* BEGIN ROWS *

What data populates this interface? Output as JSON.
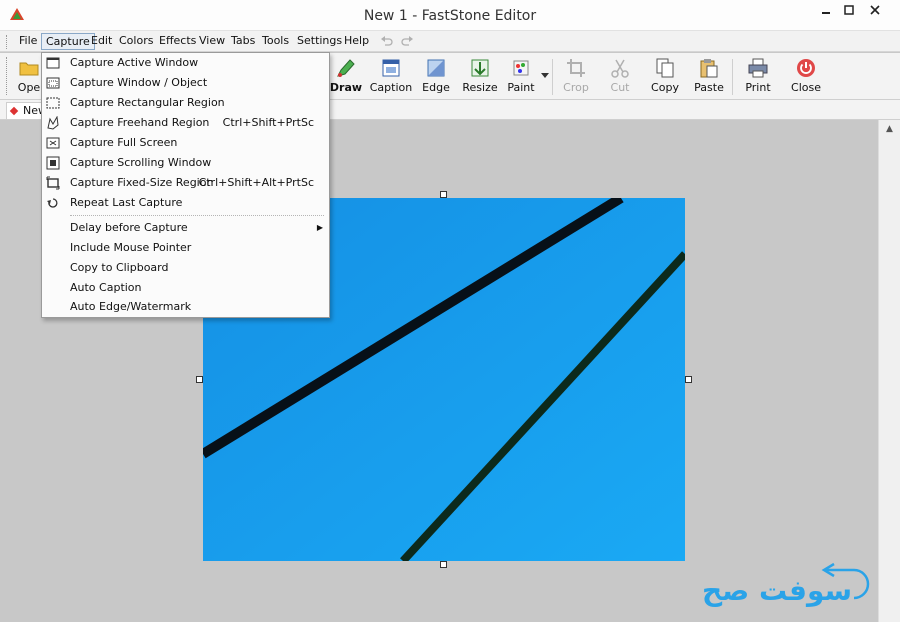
{
  "window": {
    "title": "New 1 - FastStone Editor",
    "minimize_label": "▫",
    "maximize_label": "□",
    "close_label": "✕"
  },
  "menubar": {
    "items": [
      "File",
      "Capture",
      "Edit",
      "Colors",
      "Effects",
      "View",
      "Tabs",
      "Tools",
      "Settings",
      "Help"
    ],
    "active": "Capture"
  },
  "toolbar": {
    "open_label": "Ope",
    "draw_label": "Draw",
    "caption_label": "Caption",
    "edge_label": "Edge",
    "resize_label": "Resize",
    "paint_label": "Paint",
    "crop_label": "Crop",
    "cut_label": "Cut",
    "copy_label": "Copy",
    "paste_label": "Paste",
    "print_label": "Print",
    "close_label": "Close"
  },
  "tabs": {
    "current": "New"
  },
  "capture_menu": {
    "items": [
      {
        "label": "Capture Active Window",
        "shortcut": "",
        "icon": "window-icon"
      },
      {
        "label": "Capture Window / Object",
        "shortcut": "",
        "icon": "window-object-icon"
      },
      {
        "label": "Capture Rectangular Region",
        "shortcut": "",
        "icon": "rect-region-icon"
      },
      {
        "label": "Capture Freehand Region",
        "shortcut": "Ctrl+Shift+PrtSc",
        "icon": "freehand-icon"
      },
      {
        "label": "Capture Full Screen",
        "shortcut": "",
        "icon": "fullscreen-icon"
      },
      {
        "label": "Capture Scrolling Window",
        "shortcut": "",
        "icon": "scrolling-icon"
      },
      {
        "label": "Capture Fixed-Size Region",
        "shortcut": "Ctrl+Shift+Alt+PrtSc",
        "icon": "fixed-size-icon"
      },
      {
        "label": "Repeat Last Capture",
        "shortcut": "",
        "icon": "repeat-icon"
      }
    ],
    "options": [
      {
        "label": "Delay before Capture",
        "submenu": true
      },
      {
        "label": "Include Mouse Pointer"
      },
      {
        "label": "Copy to Clipboard"
      },
      {
        "label": "Auto Caption"
      },
      {
        "label": "Auto Edge/Watermark"
      }
    ]
  },
  "watermark": {
    "text": "سوفت صح",
    "color": "#2aa3e8"
  },
  "colors": {
    "image_background": "#1a9ff0",
    "canvas": "#c8c8c8"
  }
}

* END ROWS *

**SET PROBLEM:**
Images should not appear in the copy; retype the listing above exactly.

**EXERCISE RESULT:**
What data populates this interface? Output as JSON.
{
  "window": {
    "title": "New 1 - FastStone Editor",
    "minimize_label": "▫",
    "maximize_label": "□",
    "close_label": "✕"
  },
  "menubar": {
    "items": [
      "File",
      "Capture",
      "Edit",
      "Colors",
      "Effects",
      "View",
      "Tabs",
      "Tools",
      "Settings",
      "Help"
    ],
    "active": "Capture"
  },
  "toolbar": {
    "open_label": "Ope",
    "draw_label": "Draw",
    "caption_label": "Caption",
    "edge_label": "Edge",
    "resize_label": "Resize",
    "paint_label": "Paint",
    "crop_label": "Crop",
    "cut_label": "Cut",
    "copy_label": "Copy",
    "paste_label": "Paste",
    "print_label": "Print",
    "close_label": "Close"
  },
  "tabs": {
    "current": "New"
  },
  "capture_menu": {
    "items": [
      {
        "label": "Capture Active Window",
        "shortcut": "",
        "icon": "window-icon"
      },
      {
        "label": "Capture Window / Object",
        "shortcut": "",
        "icon": "window-object-icon"
      },
      {
        "label": "Capture Rectangular Region",
        "shortcut": "",
        "icon": "rect-region-icon"
      },
      {
        "label": "Capture Freehand Region",
        "shortcut": "Ctrl+Shift+PrtSc",
        "icon": "freehand-icon"
      },
      {
        "label": "Capture Full Screen",
        "shortcut": "",
        "icon": "fullscreen-icon"
      },
      {
        "label": "Capture Scrolling Window",
        "shortcut": "",
        "icon": "scrolling-icon"
      },
      {
        "label": "Capture Fixed-Size Region",
        "shortcut": "Ctrl+Shift+Alt+PrtSc",
        "icon": "fixed-size-icon"
      },
      {
        "label": "Repeat Last Capture",
        "shortcut": "",
        "icon": "repeat-icon"
      }
    ],
    "options": [
      {
        "label": "Delay before Capture",
        "submenu": true
      },
      {
        "label": "Include Mouse Pointer"
      },
      {
        "label": "Copy to Clipboard"
      },
      {
        "label": "Auto Caption"
      },
      {
        "label": "Auto Edge/Watermark"
      }
    ]
  },
  "watermark": {
    "text": "سوفت صح",
    "color": "#2aa3e8"
  },
  "colors": {
    "image_background": "#1a9ff0",
    "canvas": "#c8c8c8"
  }
}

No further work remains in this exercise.